Your task is to print all of the data word for word.

### Exercise inputs ###

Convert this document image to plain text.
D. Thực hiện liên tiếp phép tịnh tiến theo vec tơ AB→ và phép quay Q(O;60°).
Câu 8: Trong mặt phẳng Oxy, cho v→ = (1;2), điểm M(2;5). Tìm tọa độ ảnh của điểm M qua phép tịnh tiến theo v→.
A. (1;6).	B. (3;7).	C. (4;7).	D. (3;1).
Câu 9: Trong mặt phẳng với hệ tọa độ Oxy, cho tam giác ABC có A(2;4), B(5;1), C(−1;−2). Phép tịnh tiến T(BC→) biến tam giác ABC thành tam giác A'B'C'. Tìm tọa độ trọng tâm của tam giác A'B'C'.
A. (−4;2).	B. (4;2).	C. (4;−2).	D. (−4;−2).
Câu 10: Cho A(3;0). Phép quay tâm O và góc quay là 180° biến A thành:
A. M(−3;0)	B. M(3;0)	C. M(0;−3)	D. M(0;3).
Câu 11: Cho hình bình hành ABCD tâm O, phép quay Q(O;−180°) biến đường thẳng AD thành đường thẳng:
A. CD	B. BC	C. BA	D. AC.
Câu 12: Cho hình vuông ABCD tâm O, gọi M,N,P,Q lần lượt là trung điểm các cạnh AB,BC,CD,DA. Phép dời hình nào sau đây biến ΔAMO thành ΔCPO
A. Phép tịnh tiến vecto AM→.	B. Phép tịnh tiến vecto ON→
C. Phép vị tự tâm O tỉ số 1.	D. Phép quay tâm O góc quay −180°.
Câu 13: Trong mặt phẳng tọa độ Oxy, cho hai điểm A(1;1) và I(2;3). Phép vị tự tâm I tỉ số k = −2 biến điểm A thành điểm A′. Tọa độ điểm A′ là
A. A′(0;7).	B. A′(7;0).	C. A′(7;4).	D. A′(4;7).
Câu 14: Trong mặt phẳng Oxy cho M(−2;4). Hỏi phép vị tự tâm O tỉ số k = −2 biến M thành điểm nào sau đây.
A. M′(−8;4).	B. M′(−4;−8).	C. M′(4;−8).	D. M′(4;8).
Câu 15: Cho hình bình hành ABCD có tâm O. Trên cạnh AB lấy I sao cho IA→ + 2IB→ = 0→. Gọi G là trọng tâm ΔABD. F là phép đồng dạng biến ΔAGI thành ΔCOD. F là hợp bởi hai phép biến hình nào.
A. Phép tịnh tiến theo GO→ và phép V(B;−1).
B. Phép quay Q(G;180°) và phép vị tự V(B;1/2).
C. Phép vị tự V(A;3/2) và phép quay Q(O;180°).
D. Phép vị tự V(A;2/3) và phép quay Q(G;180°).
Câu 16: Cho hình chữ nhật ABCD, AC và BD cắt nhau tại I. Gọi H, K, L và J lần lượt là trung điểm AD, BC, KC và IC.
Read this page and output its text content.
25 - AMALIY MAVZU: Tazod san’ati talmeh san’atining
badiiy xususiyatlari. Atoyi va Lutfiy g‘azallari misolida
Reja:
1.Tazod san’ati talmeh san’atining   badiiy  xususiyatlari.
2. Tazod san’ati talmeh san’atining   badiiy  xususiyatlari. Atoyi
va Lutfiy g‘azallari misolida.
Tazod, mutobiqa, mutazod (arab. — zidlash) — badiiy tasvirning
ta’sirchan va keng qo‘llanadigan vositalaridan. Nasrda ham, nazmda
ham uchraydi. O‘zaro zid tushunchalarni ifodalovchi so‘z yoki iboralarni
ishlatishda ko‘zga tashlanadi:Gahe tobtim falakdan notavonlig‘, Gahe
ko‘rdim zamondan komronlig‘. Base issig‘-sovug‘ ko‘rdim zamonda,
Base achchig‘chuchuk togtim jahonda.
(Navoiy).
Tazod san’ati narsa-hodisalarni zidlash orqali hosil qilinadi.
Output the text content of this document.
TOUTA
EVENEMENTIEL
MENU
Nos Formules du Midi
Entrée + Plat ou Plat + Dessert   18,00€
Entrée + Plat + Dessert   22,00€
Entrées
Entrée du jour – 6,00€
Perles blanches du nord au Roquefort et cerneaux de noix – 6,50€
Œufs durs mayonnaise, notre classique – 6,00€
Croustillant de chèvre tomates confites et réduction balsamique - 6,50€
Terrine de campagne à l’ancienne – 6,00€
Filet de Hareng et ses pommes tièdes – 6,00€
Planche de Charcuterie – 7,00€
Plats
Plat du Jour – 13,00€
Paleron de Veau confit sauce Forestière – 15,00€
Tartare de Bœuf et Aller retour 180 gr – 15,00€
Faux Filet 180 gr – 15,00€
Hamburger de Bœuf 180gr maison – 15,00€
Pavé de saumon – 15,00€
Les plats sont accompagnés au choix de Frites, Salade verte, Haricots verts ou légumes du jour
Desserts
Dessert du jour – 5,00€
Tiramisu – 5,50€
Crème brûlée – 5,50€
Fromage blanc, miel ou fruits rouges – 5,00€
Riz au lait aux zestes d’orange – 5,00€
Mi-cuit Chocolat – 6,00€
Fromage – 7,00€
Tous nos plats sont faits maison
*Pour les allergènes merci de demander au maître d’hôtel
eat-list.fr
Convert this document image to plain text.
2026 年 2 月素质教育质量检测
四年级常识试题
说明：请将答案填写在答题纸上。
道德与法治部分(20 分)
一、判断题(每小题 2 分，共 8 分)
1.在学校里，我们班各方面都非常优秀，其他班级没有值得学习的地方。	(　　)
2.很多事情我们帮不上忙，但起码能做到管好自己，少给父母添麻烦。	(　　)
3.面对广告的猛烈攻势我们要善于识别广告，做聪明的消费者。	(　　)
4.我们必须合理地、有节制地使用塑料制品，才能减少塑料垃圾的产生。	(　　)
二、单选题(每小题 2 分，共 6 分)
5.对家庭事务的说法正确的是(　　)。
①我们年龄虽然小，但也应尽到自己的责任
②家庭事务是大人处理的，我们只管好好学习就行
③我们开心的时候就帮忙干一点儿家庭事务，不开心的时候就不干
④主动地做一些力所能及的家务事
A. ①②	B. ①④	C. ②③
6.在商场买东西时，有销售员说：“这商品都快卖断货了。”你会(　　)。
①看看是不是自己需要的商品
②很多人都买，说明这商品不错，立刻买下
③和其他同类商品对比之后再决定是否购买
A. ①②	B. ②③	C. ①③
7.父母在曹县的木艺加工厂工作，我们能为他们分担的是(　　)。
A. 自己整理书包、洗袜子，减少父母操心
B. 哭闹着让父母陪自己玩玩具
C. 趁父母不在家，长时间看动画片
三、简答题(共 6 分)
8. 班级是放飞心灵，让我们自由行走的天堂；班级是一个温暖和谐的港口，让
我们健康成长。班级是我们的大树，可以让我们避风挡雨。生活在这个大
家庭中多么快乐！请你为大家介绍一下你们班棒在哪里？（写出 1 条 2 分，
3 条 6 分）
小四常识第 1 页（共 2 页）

###

> [Exercise response]:
Convert this document image to plain text.
D. Thực hiện liên tiếp phép tịnh tiến theo vec tơ AB→ và phép quay Q(O;60°).
Câu 8: Trong mặt phẳng Oxy, cho v→ = (1;2), điểm M(2;5). Tìm tọa độ ảnh của điểm M qua phép tịnh tiến theo v→.
A. (1;6).	B. (3;7).	C. (4;7).	D. (3;1).
Câu 9: Trong mặt phẳng với hệ tọa độ Oxy, cho tam giác ABC có A(2;4), B(5;1), C(−1;−2). Phép tịnh tiến T(BC→) biến tam giác ABC thành tam giác A'B'C'. Tìm tọa độ trọng tâm của tam giác A'B'C'.
A. (−4;2).	B. (4;2).	C. (4;−2).	D. (−4;−2).
Câu 10: Cho A(3;0). Phép quay tâm O và góc quay là 180° biến A thành:
A. M(−3;0)	B. M(3;0)	C. M(0;−3)	D. M(0;3).
Câu 11: Cho hình bình hành ABCD tâm O, phép quay Q(O;−180°) biến đường thẳng AD thành đường thẳng:
A. CD	B. BC	C. BA	D. AC.
Câu 12: Cho hình vuông ABCD tâm O, gọi M,N,P,Q lần lượt là trung điểm các cạnh AB,BC,CD,DA. Phép dời hình nào sau đây biến ΔAMO thành ΔCPO
A. Phép tịnh tiến vecto AM→.	B. Phép tịnh tiến vecto ON→
C. Phép vị tự tâm O tỉ số 1.	D. Phép quay tâm O góc quay −180°.
Câu 13: Trong mặt phẳng tọa độ Oxy, cho hai điểm A(1;1) và I(2;3). Phép vị tự tâm I tỉ số k = −2 biến điểm A thành điểm A′. Tọa độ điểm A′ là
A. A′(0;7).	B. A′(7;0).	C. A′(7;4).	D. A′(4;7).
Câu 14: Trong mặt phẳng Oxy cho M(−2;4). Hỏi phép vị tự tâm O tỉ số k = −2 biến M thành điểm nào sau đây.
A. M′(−8;4).	B. M′(−4;−8).	C. M′(4;−8).	D. M′(4;8).
Câu 15: Cho hình bình hành ABCD có tâm O. Trên cạnh AB lấy I sao cho IA→ + 2IB→ = 0→. Gọi G là trọng tâm ΔABD. F là phép đồng dạng biến ΔAGI thành ΔCOD. F là hợp bởi hai phép biến hình nào.
A. Phép tịnh tiến theo GO→ và phép V(B;−1).
B. Phép quay Q(G;180°) và phép vị tự V(B;1/2).
C. Phép vị tự V(A;3/2) và phép quay Q(O;180°).
D. Phép vị tự V(A;2/3) và phép quay Q(G;180°).
Câu 16: Cho hình chữ nhật ABCD, AC và BD cắt nhau tại I. Gọi H, K, L và J lần lượt là trung điểm AD, BC, KC và IC.
Read this page and output its text content.
25 - AMALIY MAVZU: Tazod san’ati talmeh san’atining
badiiy xususiyatlari. Atoyi va Lutfiy g‘azallari misolida
Reja:
1.Tazod san’ati talmeh san’atining   badiiy  xususiyatlari.
2. Tazod san’ati talmeh san’atining   badiiy  xususiyatlari. Atoyi
va Lutfiy g‘azallari misolida.
Tazod, mutobiqa, mutazod (arab. — zidlash) — badiiy tasvirning
ta’sirchan va keng qo‘llanadigan vositalaridan. Nasrda ham, nazmda
ham uchraydi. O‘zaro zid tushunchalarni ifodalovchi so‘z yoki iboralarni
ishlatishda ko‘zga tashlanadi:Gahe tobtim falakdan notavonlig‘, Gahe
ko‘rdim zamondan komronlig‘. Base issig‘-sovug‘ ko‘rdim zamonda,
Base achchig‘chuchuk togtim jahonda.
(Navoiy).
Tazod san’ati narsa-hodisalarni zidlash orqali hosil qilinadi.
Output the text content of this document.
TOUTA
EVENEMENTIEL
MENU
Nos Formules du Midi
Entrée + Plat ou Plat + Dessert   18,00€
Entrée + Plat + Dessert   22,00€
Entrées
Entrée du jour – 6,00€
Perles blanches du nord au Roquefort et cerneaux de noix – 6,50€
Œufs durs mayonnaise, notre classique – 6,00€
Croustillant de chèvre tomates confites et réduction balsamique - 6,50€
Terrine de campagne à l’ancienne – 6,00€
Filet de Hareng et ses pommes tièdes – 6,00€
Planche de Charcuterie – 7,00€
Plats
Plat du Jour – 13,00€
Paleron de Veau confit sauce Forestière – 15,00€
Tartare de Bœuf et Aller retour 180 gr – 15,00€
Faux Filet 180 gr – 15,00€
Hamburger de Bœuf 180gr maison – 15,00€
Pavé de saumon – 15,00€
Les plats sont accompagnés au choix de Frites, Salade verte, Haricots verts ou légumes du jour
Desserts
Dessert du jour – 5,00€
Tiramisu – 5,50€
Crème brûlée – 5,50€
Fromage blanc, miel ou fruits rouges – 5,00€
Riz au lait aux zestes d’orange – 5,00€
Mi-cuit Chocolat – 6,00€
Fromage – 7,00€
Tous nos plats sont faits maison
*Pour les allergènes merci de demander au maître d’hôtel
eat-list.fr
Convert this document image to plain text.
2026 年 2 月素质教育质量检测
四年级常识试题
说明：请将答案填写在答题纸上。
道德与法治部分(20 分)
一、判断题(每小题 2 分，共 8 分)
1.在学校里，我们班各方面都非常优秀，其他班级没有值得学习的地方。	(　　)
2.很多事情我们帮不上忙，但起码能做到管好自己，少给父母添麻烦。	(　　)
3.面对广告的猛烈攻势我们要善于识别广告，做聪明的消费者。	(　　)
4.我们必须合理地、有节制地使用塑料制品，才能减少塑料垃圾的产生。	(　　)
二、单选题(每小题 2 分，共 6 分)
5.对家庭事务的说法正确的是(　　)。
①我们年龄虽然小，但也应尽到自己的责任
②家庭事务是大人处理的，我们只管好好学习就行
③我们开心的时候就帮忙干一点儿家庭事务，不开心的时候就不干
④主动地做一些力所能及的家务事
A. ①②	B. ①④	C. ②③
6.在商场买东西时，有销售员说：“这商品都快卖断货了。”你会(　　)。
①看看是不是自己需要的商品
②很多人都买，说明这商品不错，立刻买下
③和其他同类商品对比之后再决定是否购买
A. ①②	B. ②③	C. ①③
7.父母在曹县的木艺加工厂工作，我们能为他们分担的是(　　)。
A. 自己整理书包、洗袜子，减少父母操心
B. 哭闹着让父母陪自己玩玩具
C. 趁父母不在家，长时间看动画片
三、简答题(共 6 分)
8. 班级是放飞心灵，让我们自由行走的天堂；班级是一个温暖和谐的港口，让
我们健康成长。班级是我们的大树，可以让我们避风挡雨。生活在这个大
家庭中多么快乐！请你为大家介绍一下你们班棒在哪里？（写出 1 条 2 分，
3 条 6 分）
小四常识第 1 页（共 2 页）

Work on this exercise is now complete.